## Stated goal
Go through the material below and copy all lines with "学生回答".

## START

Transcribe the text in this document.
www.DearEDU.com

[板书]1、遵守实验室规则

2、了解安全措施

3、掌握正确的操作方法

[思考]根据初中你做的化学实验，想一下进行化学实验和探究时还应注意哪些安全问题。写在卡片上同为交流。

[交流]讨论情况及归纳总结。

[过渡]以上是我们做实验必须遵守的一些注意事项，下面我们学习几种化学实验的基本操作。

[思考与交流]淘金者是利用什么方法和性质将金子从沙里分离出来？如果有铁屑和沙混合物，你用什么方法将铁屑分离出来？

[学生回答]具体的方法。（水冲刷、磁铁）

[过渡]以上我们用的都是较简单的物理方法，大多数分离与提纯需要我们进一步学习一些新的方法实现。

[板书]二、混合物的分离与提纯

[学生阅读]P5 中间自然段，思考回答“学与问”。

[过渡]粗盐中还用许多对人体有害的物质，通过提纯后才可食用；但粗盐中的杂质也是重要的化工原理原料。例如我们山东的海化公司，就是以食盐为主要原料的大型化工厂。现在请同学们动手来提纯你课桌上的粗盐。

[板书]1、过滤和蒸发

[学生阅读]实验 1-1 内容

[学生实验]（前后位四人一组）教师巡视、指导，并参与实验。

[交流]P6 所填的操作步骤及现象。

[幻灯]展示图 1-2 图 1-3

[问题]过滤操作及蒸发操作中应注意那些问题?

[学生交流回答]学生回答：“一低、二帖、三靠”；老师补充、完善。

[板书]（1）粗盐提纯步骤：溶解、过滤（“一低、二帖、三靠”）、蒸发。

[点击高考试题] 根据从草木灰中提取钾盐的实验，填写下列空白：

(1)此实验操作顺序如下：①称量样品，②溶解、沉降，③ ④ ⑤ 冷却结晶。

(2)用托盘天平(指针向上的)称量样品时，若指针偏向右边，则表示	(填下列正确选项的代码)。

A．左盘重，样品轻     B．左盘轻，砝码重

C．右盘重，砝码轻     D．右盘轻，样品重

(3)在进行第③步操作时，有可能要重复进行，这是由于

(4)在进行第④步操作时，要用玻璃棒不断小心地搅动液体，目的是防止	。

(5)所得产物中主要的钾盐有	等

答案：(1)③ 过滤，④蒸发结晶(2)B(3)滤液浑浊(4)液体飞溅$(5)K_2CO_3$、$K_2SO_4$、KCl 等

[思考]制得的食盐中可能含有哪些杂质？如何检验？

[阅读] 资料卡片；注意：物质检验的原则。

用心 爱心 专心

## END

## Complete answer
[学生回答]具体的方法。（水冲刷、磁铁）
[学生交流回答]学生回答：“一低、二帖、三靠”；老师补充、完善。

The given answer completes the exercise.